Write the entries below out again exactly; any picture in them stays out.

## DATASET EXTRACT
▼

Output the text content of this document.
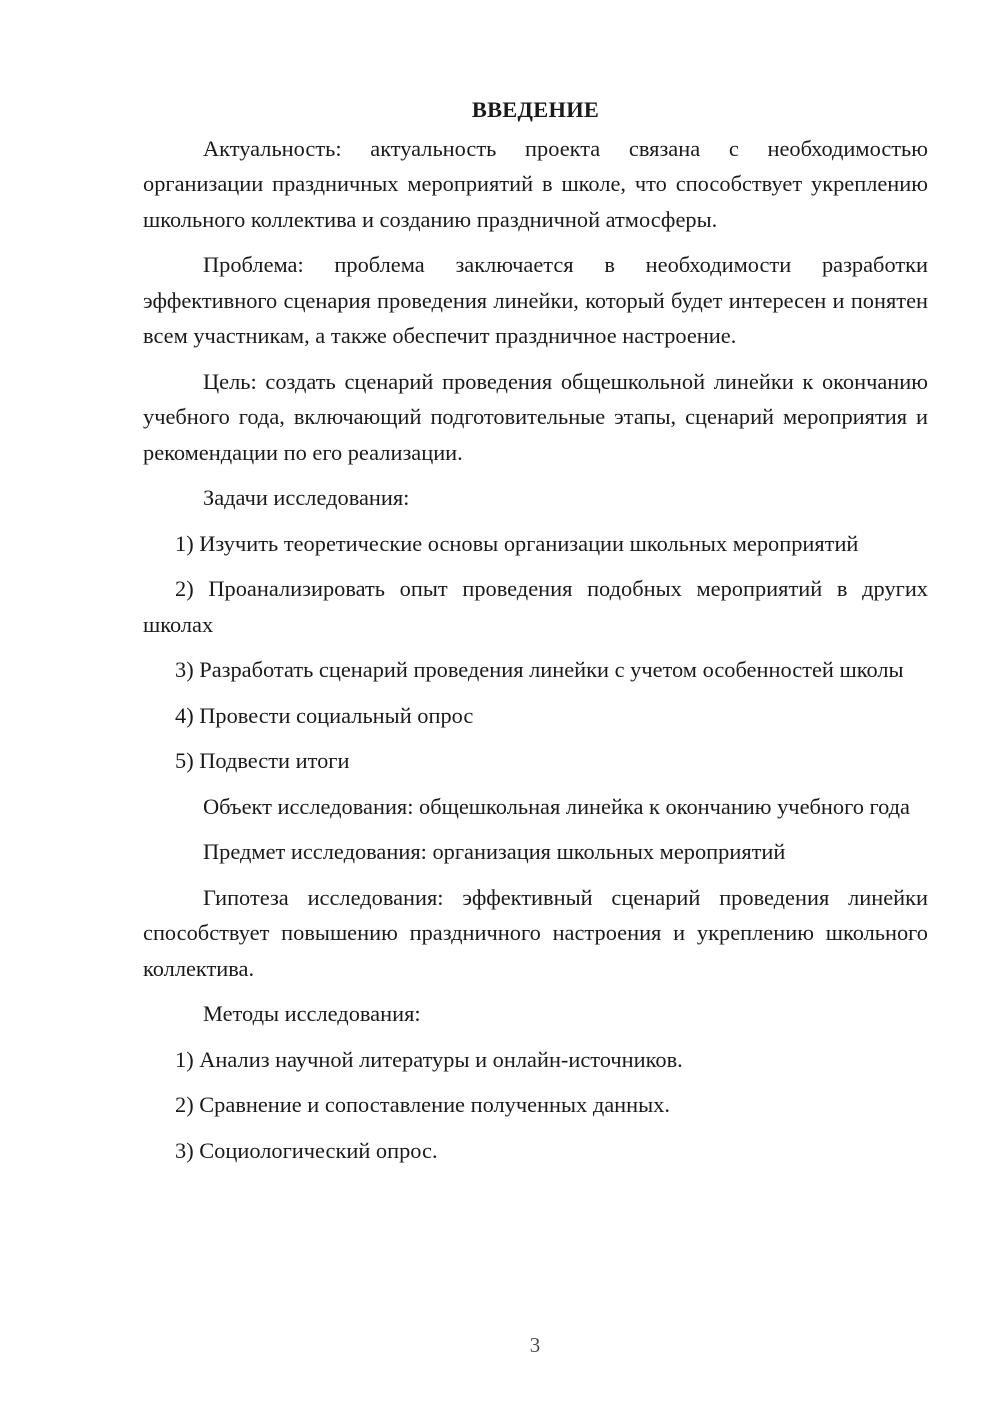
ВВЕДЕНИЕ

Актуальность: актуальность проекта связана с необходимостью организации праздничных мероприятий в школе, что способствует укреплению школьного коллектива и созданию праздничной атмосферы.

Проблема: проблема заключается в необходимости разработки эффективного сценария проведения линейки, который будет интересен и понятен всем участникам, а также обеспечит праздничное настроение.

Цель: создать сценарий проведения общешкольной линейки к окончанию учебного года, включающий подготовительные этапы, сценарий мероприятия и рекомендации по его реализации.

Задачи исследования:

1) Изучить теоретические основы организации школьных мероприятий

2) Проанализировать опыт проведения подобных мероприятий в других школах

3) Разработать сценарий проведения линейки с учетом особенностей школы

4) Провести социальный опрос

5) Подвести итоги

Объект исследования: общешкольная линейка к окончанию учебного года

Предмет исследования: организация школьных мероприятий

Гипотеза исследования: эффективный сценарий проведения линейки способствует повышению праздничного настроения и укреплению школьного коллектива.

Методы исследования:

1) Анализ научной литературы и онлайн-источников.

2) Сравнение и сопоставление полученных данных.

3) Социологический опрос.

3
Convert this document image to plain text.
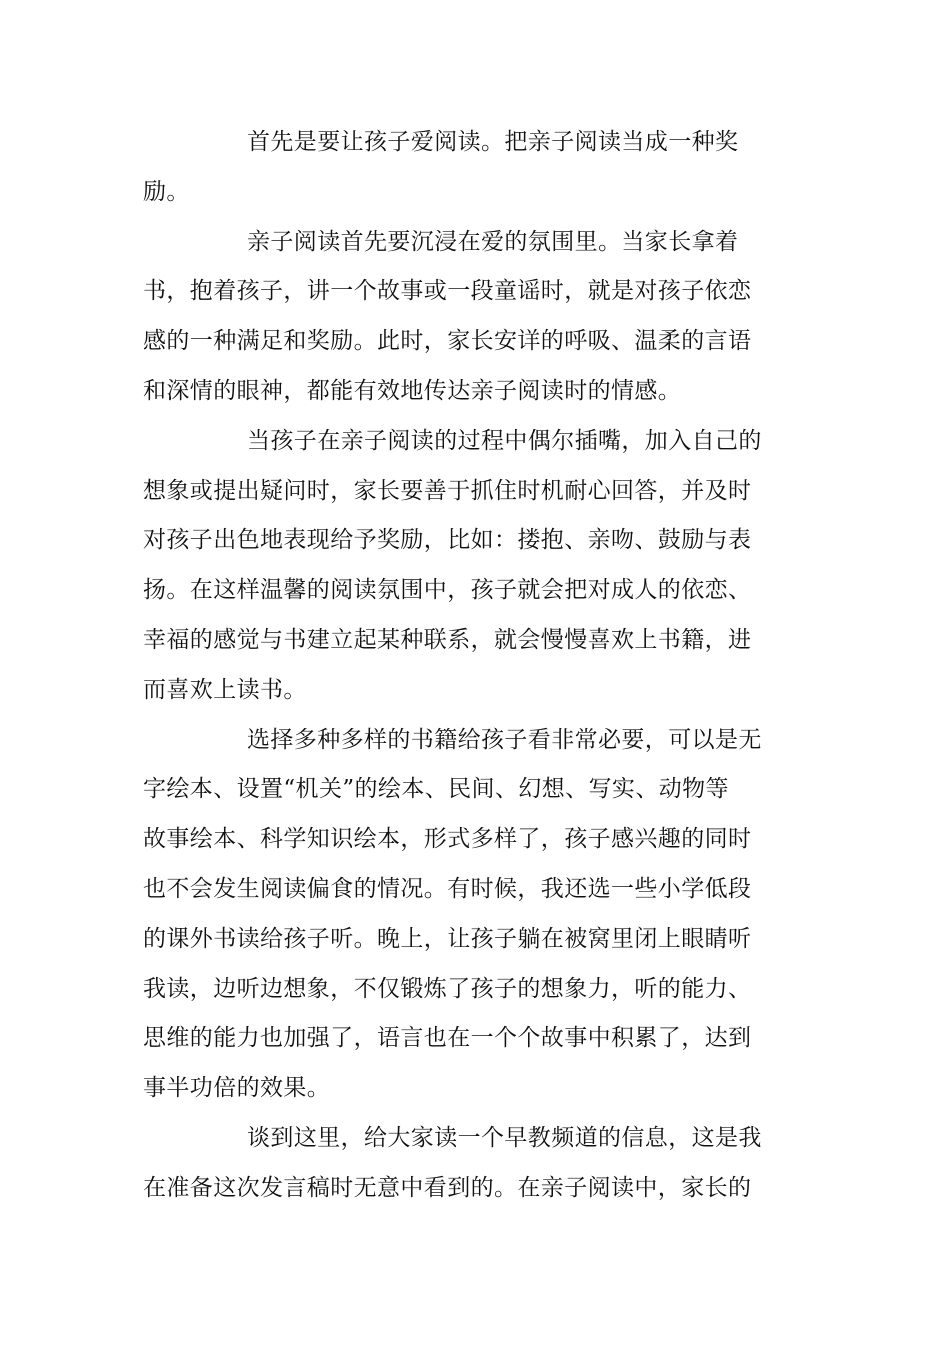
首先是要让孩子爱阅读。把亲子阅读当成一种奖
励。
亲子阅读首先要沉浸在爱的氛围里。当家长拿着
书，抱着孩子，讲一个故事或一段童谣时，就是对孩子依恋
感的一种满足和奖励。此时，家长安详的呼吸、温柔的言语
和深情的眼神，都能有效地传达亲子阅读时的情感。
当孩子在亲子阅读的过程中偶尔插嘴，加入自己的
想象或提出疑问时，家长要善于抓住时机耐心回答，并及时
对孩子出色地表现给予奖励，比如：搂抱、亲吻、鼓励与表
扬。在这样温馨的阅读氛围中，孩子就会把对成人的依恋、
幸福的感觉与书建立起某种联系，就会慢慢喜欢上书籍，进
而喜欢上读书。
选择多种多样的书籍给孩子看非常必要，可以是无
字绘本、设置“机关”的绘本、民间、幻想、写实、动物等
故事绘本、科学知识绘本，形式多样了，孩子感兴趣的同时
也不会发生阅读偏食的情况。有时候，我还选一些小学低段
的课外书读给孩子听。晚上，让孩子躺在被窝里闭上眼睛听
我读，边听边想象，不仅锻炼了孩子的想象力，听的能力、
思维的能力也加强了，语言也在一个个故事中积累了，达到
事半功倍的效果。
谈到这里，给大家读一个早教频道的信息，这是我
在准备这次发言稿时无意中看到的。在亲子阅读中，家长的
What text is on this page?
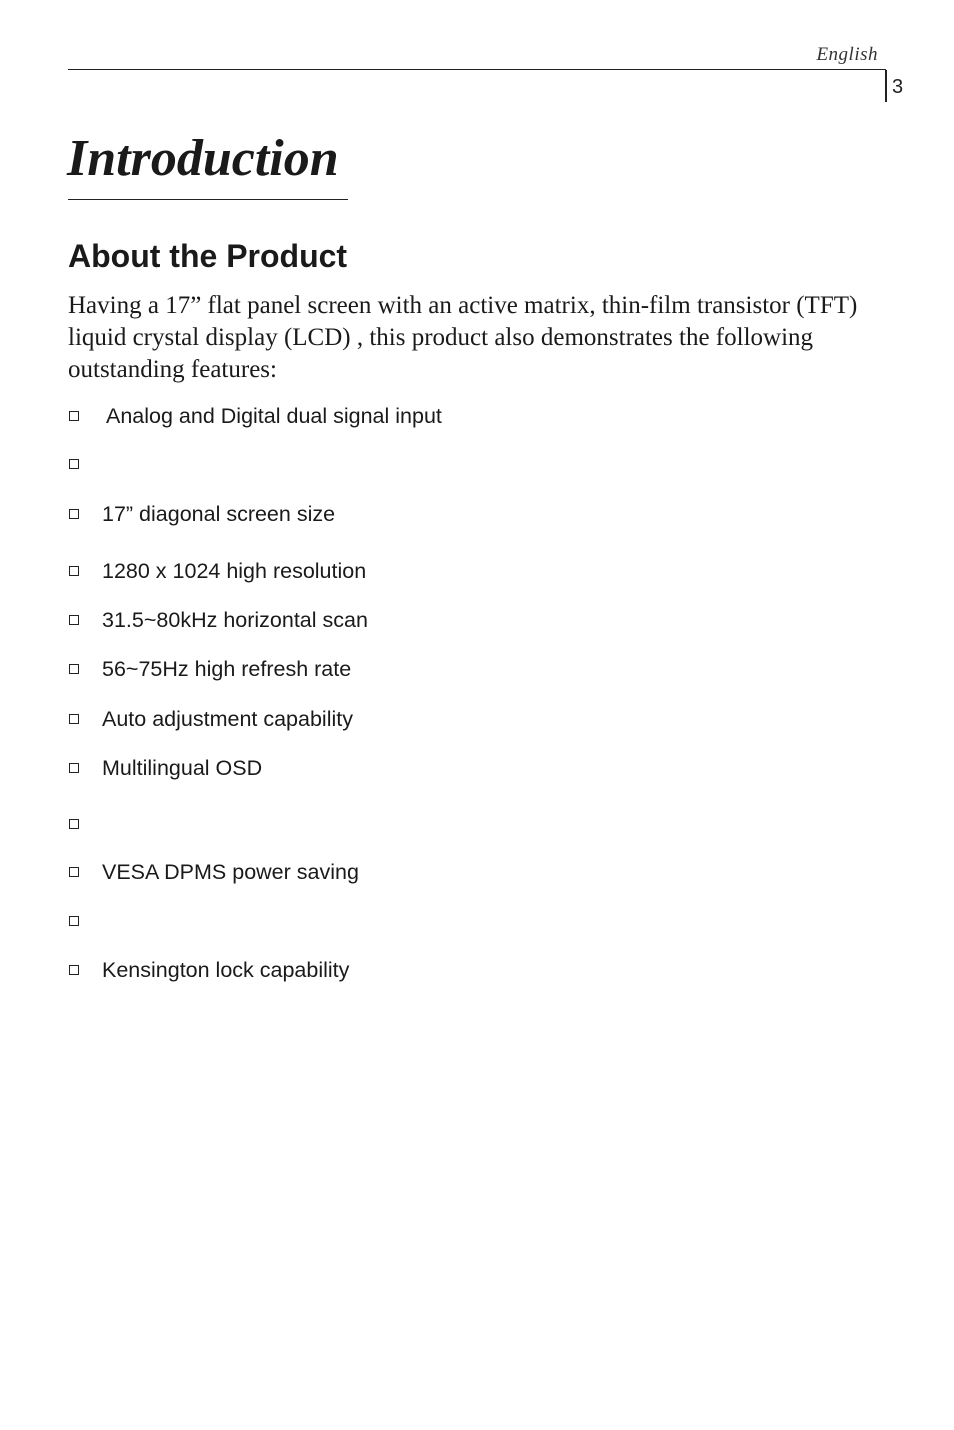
English
3
Introduction
About the Product

Having a 17” flat panel screen with an active matrix, thin-film transistor (TFT) liquid crystal display (LCD) , this product also demonstrates the following outstanding features:

Analog and Digital dual signal input
17” diagonal screen size
1280 x 1024 high resolution
31.5~80kHz horizontal scan
56~75Hz high refresh rate
Auto adjustment capability
Multilingual OSD
VESA DPMS power saving
Kensington lock capability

▲

## COMPLETE RESPONSE
Output the text content of this document.
ВВЕДЕНИЕ

Актуальность: актуальность проекта связана с необходимостью организации праздничных мероприятий в школе, что способствует укреплению школьного коллектива и созданию праздничной атмосферы.

Проблема: проблема заключается в необходимости разработки эффективного сценария проведения линейки, который будет интересен и понятен всем участникам, а также обеспечит праздничное настроение.

Цель: создать сценарий проведения общешкольной линейки к окончанию учебного года, включающий подготовительные этапы, сценарий мероприятия и рекомендации по его реализации.

Задачи исследования:

1) Изучить теоретические основы организации школьных мероприятий

2) Проанализировать опыт проведения подобных мероприятий в других школах

3) Разработать сценарий проведения линейки с учетом особенностей школы

4) Провести социальный опрос

5) Подвести итоги

Объект исследования: общешкольная линейка к окончанию учебного года

Предмет исследования: организация школьных мероприятий

Гипотеза исследования: эффективный сценарий проведения линейки способствует повышению праздничного настроения и укреплению школьного коллектива.

Методы исследования:

1) Анализ научной литературы и онлайн-источников.

2) Сравнение и сопоставление полученных данных.

3) Социологический опрос.

3
Convert this document image to plain text.
首先是要让孩子爱阅读。把亲子阅读当成一种奖
励。
亲子阅读首先要沉浸在爱的氛围里。当家长拿着
书，抱着孩子，讲一个故事或一段童谣时，就是对孩子依恋
感的一种满足和奖励。此时，家长安详的呼吸、温柔的言语
和深情的眼神，都能有效地传达亲子阅读时的情感。
当孩子在亲子阅读的过程中偶尔插嘴，加入自己的
想象或提出疑问时，家长要善于抓住时机耐心回答，并及时
对孩子出色地表现给予奖励，比如：搂抱、亲吻、鼓励与表
扬。在这样温馨的阅读氛围中，孩子就会把对成人的依恋、
幸福的感觉与书建立起某种联系，就会慢慢喜欢上书籍，进
而喜欢上读书。
选择多种多样的书籍给孩子看非常必要，可以是无
字绘本、设置“机关”的绘本、民间、幻想、写实、动物等
故事绘本、科学知识绘本，形式多样了，孩子感兴趣的同时
也不会发生阅读偏食的情况。有时候，我还选一些小学低段
的课外书读给孩子听。晚上，让孩子躺在被窝里闭上眼睛听
我读，边听边想象，不仅锻炼了孩子的想象力，听的能力、
思维的能力也加强了，语言也在一个个故事中积累了，达到
事半功倍的效果。
谈到这里，给大家读一个早教频道的信息，这是我
在准备这次发言稿时无意中看到的。在亲子阅读中，家长的
What text is on this page?
English
3
Introduction
About the Product

Having a 17” flat panel screen with an active matrix, thin-film transistor (TFT) liquid crystal display (LCD) , this product also demonstrates the following outstanding features:

Analog and Digital dual signal input
17” diagonal screen size
1280 x 1024 high resolution
31.5~80kHz horizontal scan
56~75Hz high refresh rate
Auto adjustment capability
Multilingual OSD
VESA DPMS power saving
Kensington lock capability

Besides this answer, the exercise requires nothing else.